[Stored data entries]
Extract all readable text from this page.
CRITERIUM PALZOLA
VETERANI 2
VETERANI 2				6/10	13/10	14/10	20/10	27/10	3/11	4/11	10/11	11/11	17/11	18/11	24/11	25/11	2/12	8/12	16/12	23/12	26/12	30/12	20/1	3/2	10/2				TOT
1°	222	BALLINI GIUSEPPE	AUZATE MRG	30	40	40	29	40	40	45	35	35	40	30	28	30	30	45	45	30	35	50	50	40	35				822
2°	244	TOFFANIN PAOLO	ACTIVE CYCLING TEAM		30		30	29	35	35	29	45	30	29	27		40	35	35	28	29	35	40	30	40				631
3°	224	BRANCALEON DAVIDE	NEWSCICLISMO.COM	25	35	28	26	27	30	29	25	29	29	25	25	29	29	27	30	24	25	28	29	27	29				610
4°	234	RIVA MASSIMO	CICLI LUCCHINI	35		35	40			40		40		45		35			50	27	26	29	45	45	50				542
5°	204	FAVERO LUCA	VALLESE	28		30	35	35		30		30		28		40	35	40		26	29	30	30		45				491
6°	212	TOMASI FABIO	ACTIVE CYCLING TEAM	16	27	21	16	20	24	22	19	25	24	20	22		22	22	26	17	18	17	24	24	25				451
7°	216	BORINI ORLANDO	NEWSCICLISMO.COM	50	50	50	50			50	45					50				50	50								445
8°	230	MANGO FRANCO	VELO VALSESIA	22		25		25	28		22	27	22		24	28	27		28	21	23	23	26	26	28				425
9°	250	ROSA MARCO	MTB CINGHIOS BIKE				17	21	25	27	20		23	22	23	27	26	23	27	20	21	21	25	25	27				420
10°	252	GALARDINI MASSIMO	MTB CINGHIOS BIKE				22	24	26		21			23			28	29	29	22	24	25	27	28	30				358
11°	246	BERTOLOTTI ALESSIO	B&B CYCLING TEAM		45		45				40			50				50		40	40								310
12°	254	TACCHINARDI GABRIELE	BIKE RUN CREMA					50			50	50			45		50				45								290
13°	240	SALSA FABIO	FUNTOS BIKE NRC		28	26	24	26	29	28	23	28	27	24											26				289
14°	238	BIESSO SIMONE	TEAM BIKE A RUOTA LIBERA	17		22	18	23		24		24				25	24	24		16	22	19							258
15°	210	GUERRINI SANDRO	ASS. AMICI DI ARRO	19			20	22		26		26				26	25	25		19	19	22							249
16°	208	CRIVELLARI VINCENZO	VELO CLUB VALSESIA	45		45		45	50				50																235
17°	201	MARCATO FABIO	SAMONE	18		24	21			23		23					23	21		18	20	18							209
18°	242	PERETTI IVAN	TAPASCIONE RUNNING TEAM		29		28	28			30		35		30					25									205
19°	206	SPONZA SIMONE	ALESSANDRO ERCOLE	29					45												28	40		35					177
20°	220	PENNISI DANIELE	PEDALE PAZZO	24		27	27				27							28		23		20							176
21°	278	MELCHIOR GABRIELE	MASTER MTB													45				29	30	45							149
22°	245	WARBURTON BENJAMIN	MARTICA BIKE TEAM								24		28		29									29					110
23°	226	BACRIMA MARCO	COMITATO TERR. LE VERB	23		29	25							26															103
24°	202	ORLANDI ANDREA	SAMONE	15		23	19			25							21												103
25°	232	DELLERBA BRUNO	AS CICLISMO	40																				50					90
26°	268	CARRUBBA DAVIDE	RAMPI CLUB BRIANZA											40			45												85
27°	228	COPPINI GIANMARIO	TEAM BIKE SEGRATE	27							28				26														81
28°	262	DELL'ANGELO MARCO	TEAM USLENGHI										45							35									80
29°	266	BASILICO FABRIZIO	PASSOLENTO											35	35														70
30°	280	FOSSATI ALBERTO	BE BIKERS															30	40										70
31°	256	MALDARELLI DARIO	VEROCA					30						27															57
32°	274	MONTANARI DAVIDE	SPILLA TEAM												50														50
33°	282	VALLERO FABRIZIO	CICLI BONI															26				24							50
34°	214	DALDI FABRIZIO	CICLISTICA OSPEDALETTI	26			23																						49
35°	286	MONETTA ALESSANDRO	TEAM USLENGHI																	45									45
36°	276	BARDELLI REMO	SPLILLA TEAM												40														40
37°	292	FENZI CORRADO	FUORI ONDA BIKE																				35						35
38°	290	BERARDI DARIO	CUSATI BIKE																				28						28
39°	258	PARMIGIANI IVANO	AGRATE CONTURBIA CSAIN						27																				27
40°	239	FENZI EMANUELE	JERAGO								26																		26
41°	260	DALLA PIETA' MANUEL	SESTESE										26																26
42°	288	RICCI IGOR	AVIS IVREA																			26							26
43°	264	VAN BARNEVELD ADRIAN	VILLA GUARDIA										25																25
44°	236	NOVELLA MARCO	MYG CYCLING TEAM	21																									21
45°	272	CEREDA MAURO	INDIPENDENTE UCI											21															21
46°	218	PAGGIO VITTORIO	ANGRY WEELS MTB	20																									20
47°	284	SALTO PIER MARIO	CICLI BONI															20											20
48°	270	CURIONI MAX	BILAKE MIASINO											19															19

_Task prompt_
Looking back at the lines above, state how many contain the word "SIMONE", and supply nothing besides the number.

_Solution for this task_
2